-- Begin --

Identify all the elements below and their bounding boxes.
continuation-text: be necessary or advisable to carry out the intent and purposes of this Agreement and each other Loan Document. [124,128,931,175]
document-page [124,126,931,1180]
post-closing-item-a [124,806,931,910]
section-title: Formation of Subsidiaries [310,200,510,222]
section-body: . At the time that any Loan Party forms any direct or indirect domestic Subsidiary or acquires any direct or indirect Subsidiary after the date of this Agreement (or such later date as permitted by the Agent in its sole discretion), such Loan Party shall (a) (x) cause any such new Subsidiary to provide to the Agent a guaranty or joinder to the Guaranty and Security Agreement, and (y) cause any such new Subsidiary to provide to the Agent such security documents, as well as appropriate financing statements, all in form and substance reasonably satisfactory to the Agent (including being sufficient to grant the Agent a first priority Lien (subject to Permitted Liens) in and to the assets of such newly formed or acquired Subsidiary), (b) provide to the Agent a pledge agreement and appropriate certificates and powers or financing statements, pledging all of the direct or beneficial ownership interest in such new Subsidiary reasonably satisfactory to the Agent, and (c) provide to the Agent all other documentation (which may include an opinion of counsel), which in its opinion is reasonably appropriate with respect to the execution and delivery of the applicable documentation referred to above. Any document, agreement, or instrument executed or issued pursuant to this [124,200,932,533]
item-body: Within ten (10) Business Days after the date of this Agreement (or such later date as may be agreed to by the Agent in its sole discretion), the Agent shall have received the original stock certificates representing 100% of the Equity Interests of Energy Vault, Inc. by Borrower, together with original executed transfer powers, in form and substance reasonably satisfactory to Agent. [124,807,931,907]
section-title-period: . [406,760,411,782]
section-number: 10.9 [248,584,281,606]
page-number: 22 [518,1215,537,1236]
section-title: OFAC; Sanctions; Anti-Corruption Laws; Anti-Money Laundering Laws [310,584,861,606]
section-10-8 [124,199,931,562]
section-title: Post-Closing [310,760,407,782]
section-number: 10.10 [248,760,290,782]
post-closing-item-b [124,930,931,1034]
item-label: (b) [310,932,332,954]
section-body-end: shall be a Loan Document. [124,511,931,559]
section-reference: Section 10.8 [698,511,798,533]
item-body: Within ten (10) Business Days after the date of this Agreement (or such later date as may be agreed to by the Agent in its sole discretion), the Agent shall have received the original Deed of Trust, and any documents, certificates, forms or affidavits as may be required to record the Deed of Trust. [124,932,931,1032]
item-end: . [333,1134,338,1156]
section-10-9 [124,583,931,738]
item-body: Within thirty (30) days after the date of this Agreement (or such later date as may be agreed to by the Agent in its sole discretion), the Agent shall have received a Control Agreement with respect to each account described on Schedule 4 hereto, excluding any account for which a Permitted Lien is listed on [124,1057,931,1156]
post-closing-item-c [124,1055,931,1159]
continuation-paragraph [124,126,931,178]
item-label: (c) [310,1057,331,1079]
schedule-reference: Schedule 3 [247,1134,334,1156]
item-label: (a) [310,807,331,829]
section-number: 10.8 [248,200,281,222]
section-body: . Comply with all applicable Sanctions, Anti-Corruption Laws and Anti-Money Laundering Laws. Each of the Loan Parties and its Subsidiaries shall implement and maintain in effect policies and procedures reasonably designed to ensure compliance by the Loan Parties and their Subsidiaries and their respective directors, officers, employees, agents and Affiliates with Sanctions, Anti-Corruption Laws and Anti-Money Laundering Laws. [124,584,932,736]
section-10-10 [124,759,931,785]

-- End --

▸ TASK INSTRUCTIONS:
Can you repeat these lines with "Deed of Trust" changed to "Mortgage" everywhere and nothing else altered?

▸ ANSWER TO THIS EXERCISE:
Identify all the elements below and their bounding boxes.
continuation-text: be necessary or advisable to carry out the intent and purposes of this Agreement and each other Loan Document. [124,128,931,175]
document-page [124,126,931,1180]
post-closing-item-a [124,806,931,910]
section-title: Formation of Subsidiaries [310,200,510,222]
section-body: . At the time that any Loan Party forms any direct or indirect domestic Subsidiary or acquires any direct or indirect Subsidiary after the date of this Agreement (or such later date as permitted by the Agent in its sole discretion), such Loan Party shall (a) (x) cause any such new Subsidiary to provide to the Agent a guaranty or joinder to the Guaranty and Security Agreement, and (y) cause any such new Subsidiary to provide to the Agent such security documents, as well as appropriate financing statements, all in form and substance reasonably satisfactory to the Agent (including being sufficient to grant the Agent a first priority Lien (subject to Permitted Liens) in and to the assets of such newly formed or acquired Subsidiary), (b) provide to the Agent a pledge agreement and appropriate certificates and powers or financing statements, pledging all of the direct or beneficial ownership interest in such new Subsidiary reasonably satisfactory to the Agent, and (c) provide to the Agent all other documentation (which may include an opinion of counsel), which in its opinion is reasonably appropriate with respect to the execution and delivery of the applicable documentation referred to above. Any document, agreement, or instrument executed or issued pursuant to this [124,200,932,533]
item-body: Within ten (10) Business Days after the date of this Agreement (or such later date as may be agreed to by the Agent in its sole discretion), the Agent shall have received the original stock certificates representing 100% of the Equity Interests of Energy Vault, Inc. by Borrower, together with original executed transfer powers, in form and substance reasonably satisfactory to Agent. [124,807,931,907]
section-title-period: . [406,760,411,782]
section-number: 10.9 [248,584,281,606]
page-number: 22 [518,1215,537,1236]
section-title: OFAC; Sanctions; Anti-Corruption Laws; Anti-Money Laundering Laws [310,584,861,606]
section-10-8 [124,199,931,562]
section-title: Post-Closing [310,760,407,782]
section-number: 10.10 [248,760,290,782]
post-closing-item-b [124,930,931,1034]
item-label: (b) [310,932,332,954]
section-body-end: shall be a Loan Document. [124,511,931,559]
section-reference: Section 10.8 [698,511,798,533]
item-body: Within ten (10) Business Days after the date of this Agreement (or such later date as may be agreed to by the Agent in its sole discretion), the Agent shall have received the original Mortgage, and any documents, certificates, forms or affidavits as may be required to record the Mortgage. [124,932,931,1032]
item-end: . [333,1134,338,1156]
section-10-9 [124,583,931,738]
item-body: Within thirty (30) days after the date of this Agreement (or such later date as may be agreed to by the Agent in its sole discretion), the Agent shall have received a Control Agreement with respect to each account described on Schedule 4 hereto, excluding any account for which a Permitted Lien is listed on [124,1057,931,1156]
post-closing-item-c [124,1055,931,1159]
continuation-paragraph [124,126,931,178]
item-label: (c) [310,1057,331,1079]
schedule-reference: Schedule 3 [247,1134,334,1156]
item-label: (a) [310,807,331,829]
section-number: 10.8 [248,200,281,222]
section-body: . Comply with all applicable Sanctions, Anti-Corruption Laws and Anti-Money Laundering Laws. Each of the Loan Parties and its Subsidiaries shall implement and maintain in effect policies and procedures reasonably designed to ensure compliance by the Loan Parties and their Subsidiaries and their respective directors, officers, employees, agents and Affiliates with Sanctions, Anti-Corruption Laws and Anti-Money Laundering Laws. [124,584,932,736]
section-10-10 [124,759,931,785]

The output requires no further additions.